◆ **What you need to do**
Below are some records. Copy every line in them that holds "Companies".

◆ **Material for this task**
----------

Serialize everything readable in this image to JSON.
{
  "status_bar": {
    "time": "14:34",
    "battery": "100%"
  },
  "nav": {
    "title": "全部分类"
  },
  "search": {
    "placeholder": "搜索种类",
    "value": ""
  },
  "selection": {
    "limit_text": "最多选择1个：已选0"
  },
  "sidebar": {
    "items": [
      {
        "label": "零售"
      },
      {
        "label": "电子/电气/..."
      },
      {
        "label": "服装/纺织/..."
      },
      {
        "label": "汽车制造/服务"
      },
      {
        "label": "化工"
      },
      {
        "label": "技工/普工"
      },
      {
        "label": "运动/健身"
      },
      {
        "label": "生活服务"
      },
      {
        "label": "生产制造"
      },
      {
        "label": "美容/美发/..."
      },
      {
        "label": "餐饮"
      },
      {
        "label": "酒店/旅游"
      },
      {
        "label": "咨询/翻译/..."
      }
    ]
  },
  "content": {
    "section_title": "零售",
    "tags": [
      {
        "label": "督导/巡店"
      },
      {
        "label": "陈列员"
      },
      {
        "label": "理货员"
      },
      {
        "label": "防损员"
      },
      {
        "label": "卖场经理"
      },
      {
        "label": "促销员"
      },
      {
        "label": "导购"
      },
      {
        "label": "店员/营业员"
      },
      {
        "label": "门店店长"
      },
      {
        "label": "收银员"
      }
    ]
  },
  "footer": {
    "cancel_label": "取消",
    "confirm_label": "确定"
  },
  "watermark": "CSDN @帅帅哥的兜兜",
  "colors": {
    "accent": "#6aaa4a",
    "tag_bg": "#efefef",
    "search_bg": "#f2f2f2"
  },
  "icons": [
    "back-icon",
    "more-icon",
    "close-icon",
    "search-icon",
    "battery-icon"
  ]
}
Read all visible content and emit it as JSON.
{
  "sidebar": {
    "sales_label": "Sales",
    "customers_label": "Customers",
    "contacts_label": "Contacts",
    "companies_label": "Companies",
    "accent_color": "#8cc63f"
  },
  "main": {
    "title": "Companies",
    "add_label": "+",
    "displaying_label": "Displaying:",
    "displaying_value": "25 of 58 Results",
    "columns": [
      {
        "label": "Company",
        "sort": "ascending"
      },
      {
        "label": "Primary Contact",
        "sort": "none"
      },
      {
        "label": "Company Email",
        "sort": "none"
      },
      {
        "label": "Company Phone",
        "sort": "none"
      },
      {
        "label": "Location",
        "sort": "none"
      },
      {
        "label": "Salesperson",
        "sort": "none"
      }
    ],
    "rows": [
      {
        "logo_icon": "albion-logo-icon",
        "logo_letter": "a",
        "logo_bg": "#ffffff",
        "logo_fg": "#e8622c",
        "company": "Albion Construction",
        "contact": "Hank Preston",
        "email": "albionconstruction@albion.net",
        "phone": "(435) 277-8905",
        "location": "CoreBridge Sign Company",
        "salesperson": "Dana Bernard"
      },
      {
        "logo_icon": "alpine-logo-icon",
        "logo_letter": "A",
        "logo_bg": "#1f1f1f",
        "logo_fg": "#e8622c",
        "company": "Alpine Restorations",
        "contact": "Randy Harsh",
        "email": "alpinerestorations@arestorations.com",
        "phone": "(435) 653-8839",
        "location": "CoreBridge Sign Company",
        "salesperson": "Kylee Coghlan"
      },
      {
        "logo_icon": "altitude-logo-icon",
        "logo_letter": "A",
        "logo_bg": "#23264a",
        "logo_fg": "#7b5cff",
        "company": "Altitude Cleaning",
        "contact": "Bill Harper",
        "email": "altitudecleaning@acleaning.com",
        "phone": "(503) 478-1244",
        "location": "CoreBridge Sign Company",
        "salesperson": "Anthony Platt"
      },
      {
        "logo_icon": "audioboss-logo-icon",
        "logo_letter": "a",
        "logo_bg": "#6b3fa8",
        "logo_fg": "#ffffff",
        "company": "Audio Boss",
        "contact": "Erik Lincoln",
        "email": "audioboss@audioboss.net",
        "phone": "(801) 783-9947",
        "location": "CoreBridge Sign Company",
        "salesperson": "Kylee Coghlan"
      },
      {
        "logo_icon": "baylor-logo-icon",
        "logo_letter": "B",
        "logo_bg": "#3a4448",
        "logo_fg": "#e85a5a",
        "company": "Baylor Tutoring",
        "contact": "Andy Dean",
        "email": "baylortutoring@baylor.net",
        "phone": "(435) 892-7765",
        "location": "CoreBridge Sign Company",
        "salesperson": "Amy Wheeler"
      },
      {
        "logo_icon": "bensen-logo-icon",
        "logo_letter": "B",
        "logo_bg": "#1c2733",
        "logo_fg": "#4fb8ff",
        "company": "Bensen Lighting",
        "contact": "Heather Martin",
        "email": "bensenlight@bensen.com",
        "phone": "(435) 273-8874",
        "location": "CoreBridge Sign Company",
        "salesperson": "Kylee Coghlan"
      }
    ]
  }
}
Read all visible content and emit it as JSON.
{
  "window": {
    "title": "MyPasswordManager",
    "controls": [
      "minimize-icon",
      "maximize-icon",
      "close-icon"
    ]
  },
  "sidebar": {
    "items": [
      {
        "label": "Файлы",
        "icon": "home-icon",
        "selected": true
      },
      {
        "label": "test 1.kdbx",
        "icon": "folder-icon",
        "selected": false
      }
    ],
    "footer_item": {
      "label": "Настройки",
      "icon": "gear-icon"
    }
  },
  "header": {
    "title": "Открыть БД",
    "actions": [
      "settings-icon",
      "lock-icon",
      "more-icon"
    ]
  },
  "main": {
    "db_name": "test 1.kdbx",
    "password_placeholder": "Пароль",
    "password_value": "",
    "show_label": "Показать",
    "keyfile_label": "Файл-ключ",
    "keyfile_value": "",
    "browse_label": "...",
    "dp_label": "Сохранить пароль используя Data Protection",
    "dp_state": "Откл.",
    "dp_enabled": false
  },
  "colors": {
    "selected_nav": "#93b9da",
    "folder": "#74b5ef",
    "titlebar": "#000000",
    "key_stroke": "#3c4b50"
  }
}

----------

◆ **Task solution**
    "companies_label": "Companies",
    "title": "Companies",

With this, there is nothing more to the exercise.